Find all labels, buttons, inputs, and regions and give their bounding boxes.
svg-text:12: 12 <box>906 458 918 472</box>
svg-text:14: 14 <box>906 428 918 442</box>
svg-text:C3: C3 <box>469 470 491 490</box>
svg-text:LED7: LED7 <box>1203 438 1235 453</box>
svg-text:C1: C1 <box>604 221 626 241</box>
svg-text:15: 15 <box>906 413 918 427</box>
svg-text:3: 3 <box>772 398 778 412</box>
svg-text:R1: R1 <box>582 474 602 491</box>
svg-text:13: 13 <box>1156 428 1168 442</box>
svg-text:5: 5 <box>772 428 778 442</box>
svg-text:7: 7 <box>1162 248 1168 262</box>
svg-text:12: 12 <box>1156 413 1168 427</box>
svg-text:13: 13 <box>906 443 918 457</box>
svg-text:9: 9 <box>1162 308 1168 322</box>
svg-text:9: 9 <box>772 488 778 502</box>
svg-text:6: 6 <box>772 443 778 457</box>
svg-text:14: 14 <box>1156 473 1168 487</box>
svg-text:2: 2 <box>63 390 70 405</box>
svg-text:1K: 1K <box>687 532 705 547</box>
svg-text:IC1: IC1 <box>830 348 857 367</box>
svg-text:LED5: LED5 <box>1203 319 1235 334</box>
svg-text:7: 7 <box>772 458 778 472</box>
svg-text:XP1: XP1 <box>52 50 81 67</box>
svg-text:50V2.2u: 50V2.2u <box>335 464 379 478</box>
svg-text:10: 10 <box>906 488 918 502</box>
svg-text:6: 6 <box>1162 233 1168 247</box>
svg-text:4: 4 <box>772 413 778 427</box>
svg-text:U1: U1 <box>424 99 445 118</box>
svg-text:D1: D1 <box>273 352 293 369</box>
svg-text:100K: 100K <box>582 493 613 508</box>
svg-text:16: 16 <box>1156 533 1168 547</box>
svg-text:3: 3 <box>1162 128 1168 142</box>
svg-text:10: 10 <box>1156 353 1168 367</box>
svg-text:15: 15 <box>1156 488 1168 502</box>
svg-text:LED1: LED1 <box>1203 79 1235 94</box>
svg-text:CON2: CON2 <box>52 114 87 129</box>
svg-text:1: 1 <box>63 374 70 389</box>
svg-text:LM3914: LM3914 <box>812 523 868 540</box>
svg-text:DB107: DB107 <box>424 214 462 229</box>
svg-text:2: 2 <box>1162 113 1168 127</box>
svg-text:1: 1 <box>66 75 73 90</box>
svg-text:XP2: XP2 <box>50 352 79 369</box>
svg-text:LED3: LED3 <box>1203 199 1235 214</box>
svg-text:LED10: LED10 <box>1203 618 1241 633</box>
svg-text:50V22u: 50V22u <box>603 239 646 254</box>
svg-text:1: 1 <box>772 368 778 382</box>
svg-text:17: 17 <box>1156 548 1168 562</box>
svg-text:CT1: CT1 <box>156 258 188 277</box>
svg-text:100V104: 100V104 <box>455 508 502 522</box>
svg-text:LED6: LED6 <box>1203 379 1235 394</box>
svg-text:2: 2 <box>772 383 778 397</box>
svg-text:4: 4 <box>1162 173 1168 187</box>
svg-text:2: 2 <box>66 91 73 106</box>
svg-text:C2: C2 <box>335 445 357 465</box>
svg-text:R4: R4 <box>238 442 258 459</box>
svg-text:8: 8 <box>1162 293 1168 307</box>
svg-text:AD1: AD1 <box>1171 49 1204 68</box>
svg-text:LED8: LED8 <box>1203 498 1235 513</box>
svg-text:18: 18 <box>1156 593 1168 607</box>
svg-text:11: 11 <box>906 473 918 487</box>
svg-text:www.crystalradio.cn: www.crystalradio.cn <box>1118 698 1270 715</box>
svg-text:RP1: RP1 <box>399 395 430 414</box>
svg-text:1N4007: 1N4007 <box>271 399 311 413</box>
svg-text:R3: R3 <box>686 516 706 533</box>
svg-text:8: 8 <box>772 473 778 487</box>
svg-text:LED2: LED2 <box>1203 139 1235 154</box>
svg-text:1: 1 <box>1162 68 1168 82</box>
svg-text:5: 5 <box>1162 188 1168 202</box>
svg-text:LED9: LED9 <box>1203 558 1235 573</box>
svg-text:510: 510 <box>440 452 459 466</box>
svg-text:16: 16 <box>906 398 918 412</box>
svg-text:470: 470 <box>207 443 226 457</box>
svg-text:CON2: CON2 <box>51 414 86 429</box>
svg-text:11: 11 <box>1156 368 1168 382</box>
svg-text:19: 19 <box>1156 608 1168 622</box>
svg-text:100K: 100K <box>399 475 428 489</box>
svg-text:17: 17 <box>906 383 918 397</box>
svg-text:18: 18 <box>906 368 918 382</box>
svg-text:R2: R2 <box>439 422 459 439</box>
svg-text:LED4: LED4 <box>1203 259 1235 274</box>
= = = =
• Tujuan Latihan
Ubah semua baris data, mulai dari baris pertama sampai baris yang memuat "svg-text:15: 15 <box>906 413 918 427</box>" (baris itu juga dihitung), menjadi daftar bernomor tanpa baris kosong.

• Jawaban Tugas
1. Find all labels, buttons, inputs, and regions and give their bounding boxes.
2. svg-text:12: 12 <box>906 458 918 472</box>
3. svg-text:14: 14 <box>906 428 918 442</box>
4. svg-text:C3: C3 <box>469 470 491 490</box>
5. svg-text:LED7: LED7 <box>1203 438 1235 453</box>
6. svg-text:C1: C1 <box>604 221 626 241</box>
7. svg-text:15: 15 <box>906 413 918 427</box>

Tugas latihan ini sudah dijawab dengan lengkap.